__WHAT TO DO__.
Copy every entry exactly as given, minus the images.

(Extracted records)
** start **
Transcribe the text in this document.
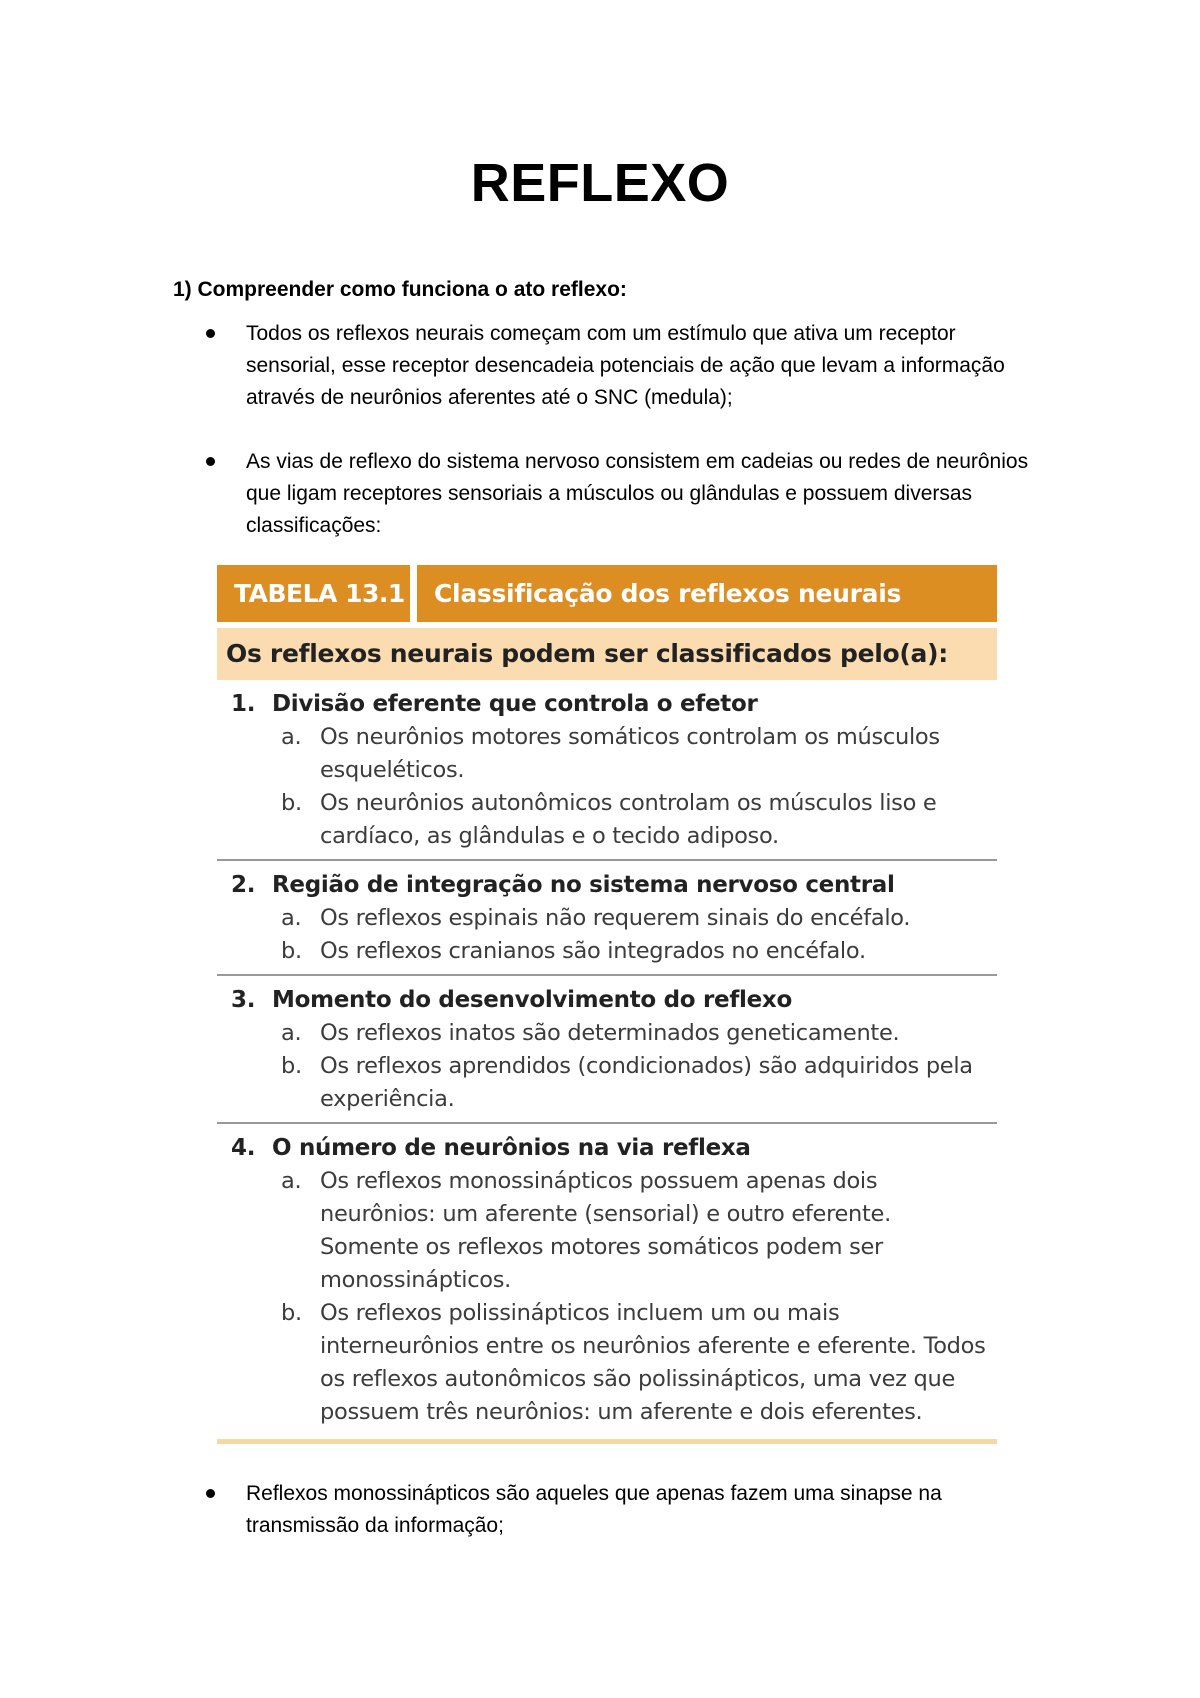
REFLEXO
1) Compreender como funciona o ato reflexo:
Todos os reflexos neurais começam com um estímulo que ativa um receptor sensorial, esse receptor desencadeia potenciais de ação que levam a informação através de neurônios aferentes até o SNC (medula);
As vias de reflexo do sistema nervoso consistem em cadeias ou redes de neurônios que ligam receptores sensoriais a músculos ou glândulas e possuem diversas classificações:
TABELA 13.1	Classificação dos reflexos neurais
Os reflexos neurais podem ser classificados pelo(a):
1. Divisão eferente que controla o efetor
a. Os neurônios motores somáticos controlam os músculos esqueléticos.
b. Os neurônios autonômicos controlam os músculos liso e cardíaco, as glândulas e o tecido adiposo.
2. Região de integração no sistema nervoso central
a. Os reflexos espinais não requerem sinais do encéfalo.
b. Os reflexos cranianos são integrados no encéfalo.
3. Momento do desenvolvimento do reflexo
a. Os reflexos inatos são determinados geneticamente.
b. Os reflexos aprendidos (condicionados) são adquiridos pela experiência.
4. O número de neurônios na via reflexa
a. Os reflexos monossinápticos possuem apenas dois neurônios: um aferente (sensorial) e outro eferente. Somente os reflexos motores somáticos podem ser monossinápticos.
b. Os reflexos polissinápticos incluem um ou mais interneurônios entre os neurônios aferente e eferente. Todos os reflexos autonômicos são polissinápticos, uma vez que possuem três neurônios: um aferente e dois eferentes.
Reflexos monossinápticos são aqueles que apenas fazem uma sinapse na transmissão da informação;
** end **
__FINISHED EXERCISE__.
Transcribe the text in this document.
REFLEXO
1) Compreender como funciona o ato reflexo:
Todos os reflexos neurais começam com um estímulo que ativa um receptor sensorial, esse receptor desencadeia potenciais de ação que levam a informação através de neurônios aferentes até o SNC (medula);
As vias de reflexo do sistema nervoso consistem em cadeias ou redes de neurônios que ligam receptores sensoriais a músculos ou glândulas e possuem diversas classificações:
TABELA 13.1	Classificação dos reflexos neurais
Os reflexos neurais podem ser classificados pelo(a):
1. Divisão eferente que controla o efetor
a. Os neurônios motores somáticos controlam os músculos esqueléticos.
b. Os neurônios autonômicos controlam os músculos liso e cardíaco, as glândulas e o tecido adiposo.
2. Região de integração no sistema nervoso central
a. Os reflexos espinais não requerem sinais do encéfalo.
b. Os reflexos cranianos são integrados no encéfalo.
3. Momento do desenvolvimento do reflexo
a. Os reflexos inatos são determinados geneticamente.
b. Os reflexos aprendidos (condicionados) são adquiridos pela experiência.
4. O número de neurônios na via reflexa
a. Os reflexos monossinápticos possuem apenas dois neurônios: um aferente (sensorial) e outro eferente. Somente os reflexos motores somáticos podem ser monossinápticos.
b. Os reflexos polissinápticos incluem um ou mais interneurônios entre os neurônios aferente e eferente. Todos os reflexos autonômicos são polissinápticos, uma vez que possuem três neurônios: um aferente e dois eferentes.
Reflexos monossinápticos são aqueles que apenas fazem uma sinapse na transmissão da informação;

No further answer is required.